## Supplied data
====

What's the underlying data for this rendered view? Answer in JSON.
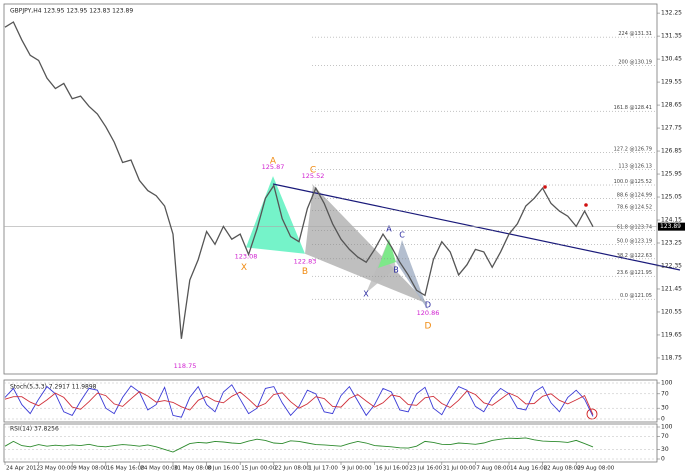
{
  "chart_data": [
    {
      "type": "line",
      "title": "GBPJPY,H4 123.95 123.95 123.83 123.89",
      "color": "#555555",
      "categories": [
        "24 Apr 2012",
        null,
        null,
        null,
        "3 May 00:00",
        null,
        null,
        null,
        "9 May 08:00",
        null,
        null,
        null,
        "16 May 16:00",
        null,
        null,
        null,
        "24 May 00:00",
        null,
        null,
        null,
        "31 May 08:00",
        null,
        null,
        null,
        "8 Jun 16:00",
        null,
        null,
        null,
        "15 Jun 00:00",
        null,
        null,
        null,
        "22 Jun 08:00",
        null,
        null,
        null,
        "1 Jul 17:00",
        null,
        null,
        null,
        "9 Jul 00:00",
        null,
        null,
        null,
        "16 Jul 16:00",
        null,
        null,
        null,
        "23 Jul 16:00",
        null,
        null,
        null,
        "31 Jul 00:00",
        null,
        null,
        null,
        "7 Aug 08:00",
        null,
        null,
        null,
        "14 Aug 16:00",
        null,
        null,
        null,
        "22 Aug 08:00",
        null,
        null,
        null,
        "29 Aug 08:00",
        null,
        null
      ],
      "values": [
        131.7,
        131.9,
        131.2,
        130.6,
        130.4,
        129.7,
        129.3,
        129.5,
        128.9,
        129.0,
        128.6,
        128.3,
        127.8,
        127.2,
        126.4,
        126.5,
        125.7,
        125.3,
        125.1,
        124.7,
        123.6,
        119.5,
        121.8,
        122.6,
        123.7,
        123.2,
        123.9,
        123.4,
        123.6,
        122.8,
        123.8,
        125.0,
        125.5,
        124.2,
        123.5,
        123.3,
        124.6,
        125.4,
        124.8,
        124.0,
        123.4,
        123.0,
        122.7,
        122.5,
        123.0,
        123.6,
        123.1,
        122.5,
        122.0,
        121.4,
        121.2,
        122.6,
        123.3,
        122.9,
        122.0,
        122.4,
        123.0,
        122.9,
        122.3,
        122.9,
        123.6,
        124.0,
        124.7,
        125.0,
        125.4,
        124.8,
        124.5,
        124.3,
        123.9,
        124.5,
        123.89
      ],
      "ylim": [
        118.2,
        132.45
      ],
      "yticks": [
        132.25,
        131.35,
        130.45,
        129.55,
        128.65,
        127.75,
        126.85,
        125.95,
        125.05,
        124.15,
        123.25,
        122.35,
        121.45,
        120.55,
        119.65,
        118.75
      ],
      "fib_levels": [
        {
          "value": 131.31,
          "label": "224 @131.31"
        },
        {
          "value": 130.19,
          "label": "200 @130.19"
        },
        {
          "value": 128.41,
          "label": "161.8 @128.41"
        },
        {
          "value": 126.79,
          "label": "127.2 @126.79"
        },
        {
          "value": 126.13,
          "label": "113 @126.13"
        },
        {
          "value": 125.52,
          "label": "100.0 @125.52"
        },
        {
          "value": 124.99,
          "label": "88.6 @124.99"
        },
        {
          "value": 124.52,
          "label": "78.6 @124.52"
        },
        {
          "value": 123.74,
          "label": "61.8 @123.74"
        },
        {
          "value": 123.19,
          "label": "50.0 @123.19"
        },
        {
          "value": 122.63,
          "label": "38.2 @122.63"
        },
        {
          "value": 121.95,
          "label": "23.6 @121.95"
        },
        {
          "value": 121.05,
          "label": "0.0 @121.05"
        }
      ],
      "pivot_prices": [
        125.87,
        123.08,
        122.83,
        125.52,
        120.86,
        118.75
      ],
      "pattern_labels": [
        "A",
        "X",
        "B",
        "C",
        "D"
      ],
      "pattern2_labels": [
        "X",
        "A",
        "B",
        "C",
        "D"
      ]
    },
    {
      "type": "line",
      "title": "Stoch(5,3,3) 7.2917 11.9898",
      "ylim": [
        0,
        100
      ],
      "yticks": [
        100,
        70,
        30,
        0
      ],
      "series": [
        {
          "color": "#3b3bd6",
          "values": [
            60,
            85,
            40,
            15,
            55,
            90,
            70,
            20,
            10,
            50,
            85,
            80,
            30,
            15,
            60,
            92,
            75,
            25,
            40,
            88,
            10,
            5,
            60,
            90,
            40,
            20,
            75,
            95,
            55,
            15,
            30,
            85,
            90,
            45,
            10,
            35,
            80,
            70,
            20,
            15,
            65,
            90,
            50,
            10,
            40,
            85,
            75,
            25,
            20,
            70,
            88,
            30,
            12,
            55,
            90,
            80,
            35,
            20,
            60,
            85,
            70,
            30,
            25,
            75,
            90,
            45,
            20,
            60,
            80,
            55,
            7.2917
          ]
        },
        {
          "color": "#d0303a",
          "values": [
            55,
            62,
            62,
            47,
            37,
            53,
            72,
            60,
            33,
            27,
            48,
            72,
            65,
            42,
            35,
            56,
            76,
            64,
            47,
            51,
            46,
            34,
            25,
            52,
            63,
            50,
            45,
            63,
            75,
            55,
            33,
            43,
            68,
            73,
            48,
            30,
            42,
            62,
            57,
            35,
            33,
            57,
            68,
            50,
            33,
            45,
            67,
            62,
            40,
            38,
            59,
            63,
            43,
            32,
            52,
            78,
            68,
            45,
            38,
            55,
            72,
            62,
            42,
            43,
            63,
            70,
            52,
            42,
            53,
            65,
            11.9898
          ]
        }
      ]
    },
    {
      "type": "line",
      "title": "RSI(14) 37.8256",
      "ylim": [
        0,
        100
      ],
      "yticks": [
        100,
        70,
        30,
        0
      ],
      "series": [
        {
          "color": "#2e8b2e",
          "values": [
            40,
            55,
            42,
            38,
            45,
            40,
            43,
            41,
            44,
            42,
            46,
            40,
            38,
            42,
            45,
            43,
            40,
            44,
            38,
            30,
            22,
            35,
            48,
            52,
            50,
            55,
            53,
            50,
            48,
            56,
            62,
            58,
            50,
            48,
            57,
            55,
            50,
            45,
            44,
            42,
            40,
            48,
            55,
            50,
            42,
            40,
            38,
            35,
            34,
            40,
            55,
            52,
            46,
            45,
            50,
            48,
            46,
            50,
            58,
            62,
            65,
            64,
            66,
            60,
            56,
            55,
            54,
            52,
            58,
            48,
            37.8256
          ]
        }
      ]
    }
  ]
}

====

## What is being asked
Search the data for "title" and list every line in which it occurs.

## Right answer
      "title": "GBPJPY,H4 123.95 123.95 123.83 123.89",
      "title": "Stoch(5,3,3) 7.2917 11.9898",
      "title": "RSI(14) 37.8256",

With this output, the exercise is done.